──────── DATA EXTRACT
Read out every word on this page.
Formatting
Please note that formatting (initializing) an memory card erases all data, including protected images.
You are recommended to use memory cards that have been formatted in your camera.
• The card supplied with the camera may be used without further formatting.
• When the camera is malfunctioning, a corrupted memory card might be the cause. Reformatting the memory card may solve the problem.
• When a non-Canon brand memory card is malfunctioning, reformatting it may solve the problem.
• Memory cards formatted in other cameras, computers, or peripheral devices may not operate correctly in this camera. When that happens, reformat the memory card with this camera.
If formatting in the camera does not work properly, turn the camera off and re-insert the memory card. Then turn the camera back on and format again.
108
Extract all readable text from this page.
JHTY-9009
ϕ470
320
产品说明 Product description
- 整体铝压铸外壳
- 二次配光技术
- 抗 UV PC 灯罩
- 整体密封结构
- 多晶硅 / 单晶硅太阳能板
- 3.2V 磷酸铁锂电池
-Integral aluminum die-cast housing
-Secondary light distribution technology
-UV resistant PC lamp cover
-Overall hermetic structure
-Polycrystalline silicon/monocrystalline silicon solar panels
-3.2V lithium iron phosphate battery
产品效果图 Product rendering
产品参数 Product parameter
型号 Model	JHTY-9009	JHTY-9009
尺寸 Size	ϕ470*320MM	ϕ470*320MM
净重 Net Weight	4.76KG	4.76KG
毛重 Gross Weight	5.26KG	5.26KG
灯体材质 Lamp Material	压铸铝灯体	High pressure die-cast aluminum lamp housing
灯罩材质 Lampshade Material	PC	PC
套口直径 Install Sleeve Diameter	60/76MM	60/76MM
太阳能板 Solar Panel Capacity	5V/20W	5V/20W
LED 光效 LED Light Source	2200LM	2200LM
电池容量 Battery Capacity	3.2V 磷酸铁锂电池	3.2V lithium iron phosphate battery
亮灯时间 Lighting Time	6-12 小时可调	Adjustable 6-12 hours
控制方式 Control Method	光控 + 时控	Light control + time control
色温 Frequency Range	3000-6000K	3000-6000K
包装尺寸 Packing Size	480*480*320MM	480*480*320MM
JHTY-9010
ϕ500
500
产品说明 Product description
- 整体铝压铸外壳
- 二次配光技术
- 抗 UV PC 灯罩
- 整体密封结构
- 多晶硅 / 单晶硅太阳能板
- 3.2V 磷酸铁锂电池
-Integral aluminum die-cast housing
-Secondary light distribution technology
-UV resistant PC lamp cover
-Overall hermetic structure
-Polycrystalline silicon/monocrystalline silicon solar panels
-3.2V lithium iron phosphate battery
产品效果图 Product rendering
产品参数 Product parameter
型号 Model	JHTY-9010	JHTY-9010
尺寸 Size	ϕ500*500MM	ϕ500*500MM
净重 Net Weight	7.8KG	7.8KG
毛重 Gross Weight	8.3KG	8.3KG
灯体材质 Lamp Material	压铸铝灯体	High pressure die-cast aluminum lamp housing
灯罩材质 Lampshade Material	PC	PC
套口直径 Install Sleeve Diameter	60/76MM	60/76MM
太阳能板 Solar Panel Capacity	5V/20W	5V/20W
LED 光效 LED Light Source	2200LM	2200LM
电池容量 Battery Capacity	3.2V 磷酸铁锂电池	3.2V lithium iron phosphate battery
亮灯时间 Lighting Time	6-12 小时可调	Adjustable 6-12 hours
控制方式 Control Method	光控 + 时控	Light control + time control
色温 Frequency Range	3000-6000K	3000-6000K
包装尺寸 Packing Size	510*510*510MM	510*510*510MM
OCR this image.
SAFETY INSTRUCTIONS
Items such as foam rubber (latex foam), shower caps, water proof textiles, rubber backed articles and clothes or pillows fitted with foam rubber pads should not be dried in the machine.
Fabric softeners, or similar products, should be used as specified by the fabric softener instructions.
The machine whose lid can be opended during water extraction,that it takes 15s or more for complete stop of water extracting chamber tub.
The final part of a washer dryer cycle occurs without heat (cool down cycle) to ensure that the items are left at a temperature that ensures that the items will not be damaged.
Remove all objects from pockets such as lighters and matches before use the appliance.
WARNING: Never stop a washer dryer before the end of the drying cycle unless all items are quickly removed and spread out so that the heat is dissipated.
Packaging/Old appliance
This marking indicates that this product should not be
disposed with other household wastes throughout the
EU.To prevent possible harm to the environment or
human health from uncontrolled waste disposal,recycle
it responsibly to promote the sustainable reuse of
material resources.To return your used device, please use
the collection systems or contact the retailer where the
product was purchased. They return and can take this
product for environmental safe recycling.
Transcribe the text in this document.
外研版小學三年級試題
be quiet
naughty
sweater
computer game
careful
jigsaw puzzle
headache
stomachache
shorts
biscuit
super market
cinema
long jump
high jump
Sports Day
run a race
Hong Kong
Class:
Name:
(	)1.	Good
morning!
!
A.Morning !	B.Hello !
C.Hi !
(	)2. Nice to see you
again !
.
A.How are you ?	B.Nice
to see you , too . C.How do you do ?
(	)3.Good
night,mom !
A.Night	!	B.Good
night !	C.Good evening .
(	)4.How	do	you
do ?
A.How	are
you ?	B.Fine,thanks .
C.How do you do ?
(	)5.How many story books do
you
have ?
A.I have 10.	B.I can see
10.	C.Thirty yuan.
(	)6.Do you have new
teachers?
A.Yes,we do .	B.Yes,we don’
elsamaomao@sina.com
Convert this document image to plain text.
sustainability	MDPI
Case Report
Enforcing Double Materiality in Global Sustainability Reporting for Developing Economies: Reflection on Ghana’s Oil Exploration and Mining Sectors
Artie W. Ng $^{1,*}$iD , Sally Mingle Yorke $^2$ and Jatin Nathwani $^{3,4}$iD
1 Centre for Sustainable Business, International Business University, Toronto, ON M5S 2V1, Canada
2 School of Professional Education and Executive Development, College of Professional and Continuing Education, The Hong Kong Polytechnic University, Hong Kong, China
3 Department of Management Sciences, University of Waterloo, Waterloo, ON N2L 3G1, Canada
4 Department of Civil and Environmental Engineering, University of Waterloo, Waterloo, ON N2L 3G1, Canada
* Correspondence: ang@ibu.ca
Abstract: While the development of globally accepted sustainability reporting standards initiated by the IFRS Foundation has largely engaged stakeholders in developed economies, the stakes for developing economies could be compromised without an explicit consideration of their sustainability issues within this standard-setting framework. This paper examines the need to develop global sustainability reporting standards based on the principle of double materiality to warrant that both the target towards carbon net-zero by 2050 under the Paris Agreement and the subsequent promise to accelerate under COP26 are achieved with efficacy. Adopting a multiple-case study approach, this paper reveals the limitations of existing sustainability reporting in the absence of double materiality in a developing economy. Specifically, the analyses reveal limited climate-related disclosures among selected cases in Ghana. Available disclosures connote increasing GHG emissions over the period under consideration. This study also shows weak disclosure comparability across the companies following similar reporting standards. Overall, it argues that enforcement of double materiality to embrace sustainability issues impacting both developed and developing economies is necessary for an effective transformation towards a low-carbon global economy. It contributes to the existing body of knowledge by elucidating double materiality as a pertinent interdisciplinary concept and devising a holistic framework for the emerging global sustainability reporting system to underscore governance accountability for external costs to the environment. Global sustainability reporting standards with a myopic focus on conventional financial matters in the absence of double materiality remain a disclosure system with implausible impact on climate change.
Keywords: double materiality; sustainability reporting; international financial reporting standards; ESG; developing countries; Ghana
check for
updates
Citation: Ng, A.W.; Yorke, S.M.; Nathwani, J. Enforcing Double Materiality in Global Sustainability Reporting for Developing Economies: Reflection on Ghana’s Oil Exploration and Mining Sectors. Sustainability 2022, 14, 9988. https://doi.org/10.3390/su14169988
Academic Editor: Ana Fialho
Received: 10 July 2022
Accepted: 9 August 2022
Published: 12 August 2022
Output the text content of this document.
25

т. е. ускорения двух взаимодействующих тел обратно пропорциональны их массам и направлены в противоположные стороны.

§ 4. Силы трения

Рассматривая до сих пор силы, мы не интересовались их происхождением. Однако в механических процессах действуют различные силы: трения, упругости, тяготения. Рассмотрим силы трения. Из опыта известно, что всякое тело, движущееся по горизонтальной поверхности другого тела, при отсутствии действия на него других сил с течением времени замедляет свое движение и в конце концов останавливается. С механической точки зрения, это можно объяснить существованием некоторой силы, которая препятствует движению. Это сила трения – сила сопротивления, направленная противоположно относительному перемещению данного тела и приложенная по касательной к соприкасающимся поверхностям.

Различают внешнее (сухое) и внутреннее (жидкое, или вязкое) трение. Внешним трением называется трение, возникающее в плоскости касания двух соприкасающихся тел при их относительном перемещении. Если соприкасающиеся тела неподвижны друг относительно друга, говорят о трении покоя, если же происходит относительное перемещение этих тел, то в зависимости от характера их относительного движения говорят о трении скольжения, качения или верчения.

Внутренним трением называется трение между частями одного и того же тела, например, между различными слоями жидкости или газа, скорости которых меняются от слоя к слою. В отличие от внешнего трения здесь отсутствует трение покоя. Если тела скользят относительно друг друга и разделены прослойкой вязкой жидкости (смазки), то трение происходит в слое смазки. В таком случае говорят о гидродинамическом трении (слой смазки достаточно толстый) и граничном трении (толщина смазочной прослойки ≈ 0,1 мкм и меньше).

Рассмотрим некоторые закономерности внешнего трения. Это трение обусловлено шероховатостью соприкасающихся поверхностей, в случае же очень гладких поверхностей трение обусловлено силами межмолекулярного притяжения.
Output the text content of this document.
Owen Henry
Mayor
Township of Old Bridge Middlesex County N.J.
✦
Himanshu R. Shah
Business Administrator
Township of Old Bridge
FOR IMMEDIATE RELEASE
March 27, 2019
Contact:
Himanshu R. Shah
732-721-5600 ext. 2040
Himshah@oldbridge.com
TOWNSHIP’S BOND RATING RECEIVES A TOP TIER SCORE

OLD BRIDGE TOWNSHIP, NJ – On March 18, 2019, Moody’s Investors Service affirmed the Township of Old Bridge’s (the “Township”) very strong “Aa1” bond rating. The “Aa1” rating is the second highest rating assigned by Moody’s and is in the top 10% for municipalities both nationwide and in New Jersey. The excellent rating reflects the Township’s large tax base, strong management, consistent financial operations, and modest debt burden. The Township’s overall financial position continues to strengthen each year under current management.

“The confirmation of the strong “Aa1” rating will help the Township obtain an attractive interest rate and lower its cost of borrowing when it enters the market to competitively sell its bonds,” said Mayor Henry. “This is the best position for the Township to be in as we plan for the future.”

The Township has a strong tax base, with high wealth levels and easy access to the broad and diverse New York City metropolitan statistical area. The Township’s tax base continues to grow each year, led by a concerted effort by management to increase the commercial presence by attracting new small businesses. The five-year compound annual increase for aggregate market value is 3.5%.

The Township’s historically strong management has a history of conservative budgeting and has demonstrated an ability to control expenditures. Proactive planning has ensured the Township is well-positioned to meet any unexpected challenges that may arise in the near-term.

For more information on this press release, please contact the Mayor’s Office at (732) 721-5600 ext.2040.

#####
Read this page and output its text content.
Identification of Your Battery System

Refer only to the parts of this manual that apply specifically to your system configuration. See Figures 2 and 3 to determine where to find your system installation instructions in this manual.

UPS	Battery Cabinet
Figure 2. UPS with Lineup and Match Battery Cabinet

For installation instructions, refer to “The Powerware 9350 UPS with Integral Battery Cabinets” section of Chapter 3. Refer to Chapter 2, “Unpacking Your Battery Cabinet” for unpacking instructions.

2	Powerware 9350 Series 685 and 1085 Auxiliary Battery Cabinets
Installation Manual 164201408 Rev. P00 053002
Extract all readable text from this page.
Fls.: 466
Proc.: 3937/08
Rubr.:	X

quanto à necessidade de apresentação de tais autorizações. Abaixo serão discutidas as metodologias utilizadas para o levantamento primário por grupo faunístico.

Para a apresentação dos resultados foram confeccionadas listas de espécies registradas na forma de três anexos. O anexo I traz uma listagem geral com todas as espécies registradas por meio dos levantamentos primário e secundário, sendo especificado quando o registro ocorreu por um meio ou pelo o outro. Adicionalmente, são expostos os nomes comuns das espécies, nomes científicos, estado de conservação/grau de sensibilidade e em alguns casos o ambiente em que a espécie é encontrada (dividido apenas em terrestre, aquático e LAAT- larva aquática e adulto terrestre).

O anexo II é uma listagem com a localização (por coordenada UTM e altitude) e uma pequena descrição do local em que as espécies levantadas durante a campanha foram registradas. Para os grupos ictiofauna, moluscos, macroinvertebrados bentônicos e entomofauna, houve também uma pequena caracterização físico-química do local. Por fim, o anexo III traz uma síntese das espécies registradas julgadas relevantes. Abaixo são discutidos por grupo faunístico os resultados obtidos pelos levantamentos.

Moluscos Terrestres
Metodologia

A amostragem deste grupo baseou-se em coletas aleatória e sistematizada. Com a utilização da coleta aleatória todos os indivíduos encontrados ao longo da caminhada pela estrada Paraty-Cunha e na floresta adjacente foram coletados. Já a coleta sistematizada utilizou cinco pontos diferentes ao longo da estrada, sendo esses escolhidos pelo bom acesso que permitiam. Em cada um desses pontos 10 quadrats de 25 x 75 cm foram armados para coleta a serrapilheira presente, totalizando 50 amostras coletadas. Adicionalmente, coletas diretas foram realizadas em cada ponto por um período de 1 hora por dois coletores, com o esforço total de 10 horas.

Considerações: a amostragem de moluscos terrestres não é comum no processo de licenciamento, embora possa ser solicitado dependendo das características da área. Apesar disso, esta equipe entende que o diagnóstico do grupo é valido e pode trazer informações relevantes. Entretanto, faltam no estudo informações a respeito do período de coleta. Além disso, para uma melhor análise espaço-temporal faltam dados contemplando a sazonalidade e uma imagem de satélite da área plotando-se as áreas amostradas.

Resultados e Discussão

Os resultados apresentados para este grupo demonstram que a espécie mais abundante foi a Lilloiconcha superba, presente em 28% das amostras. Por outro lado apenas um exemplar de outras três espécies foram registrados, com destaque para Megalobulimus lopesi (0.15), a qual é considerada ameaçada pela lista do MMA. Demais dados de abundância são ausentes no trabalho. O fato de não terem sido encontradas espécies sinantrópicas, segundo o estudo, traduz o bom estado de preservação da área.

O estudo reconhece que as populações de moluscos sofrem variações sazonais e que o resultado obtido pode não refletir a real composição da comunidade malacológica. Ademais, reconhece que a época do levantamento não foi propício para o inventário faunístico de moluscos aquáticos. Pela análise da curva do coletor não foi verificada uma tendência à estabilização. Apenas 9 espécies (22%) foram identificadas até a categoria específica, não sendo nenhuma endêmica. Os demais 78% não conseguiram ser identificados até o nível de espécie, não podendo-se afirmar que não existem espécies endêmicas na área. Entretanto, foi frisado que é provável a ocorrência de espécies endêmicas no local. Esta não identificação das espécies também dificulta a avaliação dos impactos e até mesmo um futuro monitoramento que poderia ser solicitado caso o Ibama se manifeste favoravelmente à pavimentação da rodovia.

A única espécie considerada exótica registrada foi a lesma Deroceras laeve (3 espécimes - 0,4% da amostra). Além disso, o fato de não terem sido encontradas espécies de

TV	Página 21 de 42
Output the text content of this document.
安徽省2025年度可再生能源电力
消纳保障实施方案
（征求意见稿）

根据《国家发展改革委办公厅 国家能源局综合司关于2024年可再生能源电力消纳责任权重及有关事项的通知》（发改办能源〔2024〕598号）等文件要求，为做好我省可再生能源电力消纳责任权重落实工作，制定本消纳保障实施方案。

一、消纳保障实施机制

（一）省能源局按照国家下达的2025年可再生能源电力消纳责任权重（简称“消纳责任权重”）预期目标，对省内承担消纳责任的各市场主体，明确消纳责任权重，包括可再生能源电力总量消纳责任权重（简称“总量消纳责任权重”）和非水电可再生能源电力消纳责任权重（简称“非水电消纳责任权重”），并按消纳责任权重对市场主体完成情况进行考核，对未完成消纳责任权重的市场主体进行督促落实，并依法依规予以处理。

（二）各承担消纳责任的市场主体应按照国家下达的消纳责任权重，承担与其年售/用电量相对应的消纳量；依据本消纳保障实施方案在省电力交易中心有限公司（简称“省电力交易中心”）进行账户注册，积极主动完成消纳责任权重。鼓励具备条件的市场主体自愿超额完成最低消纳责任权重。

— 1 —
────────────────
SET EXERCISE:
Pick out lines containing the word "where", each one as written.

TASK SOLUTION:
the collection systems or contact the retailer where the
Refer only to the parts of this manual that apply specifically to your system configuration. See Figures 2 and 3 to determine where to find your system installation instructions in this manual.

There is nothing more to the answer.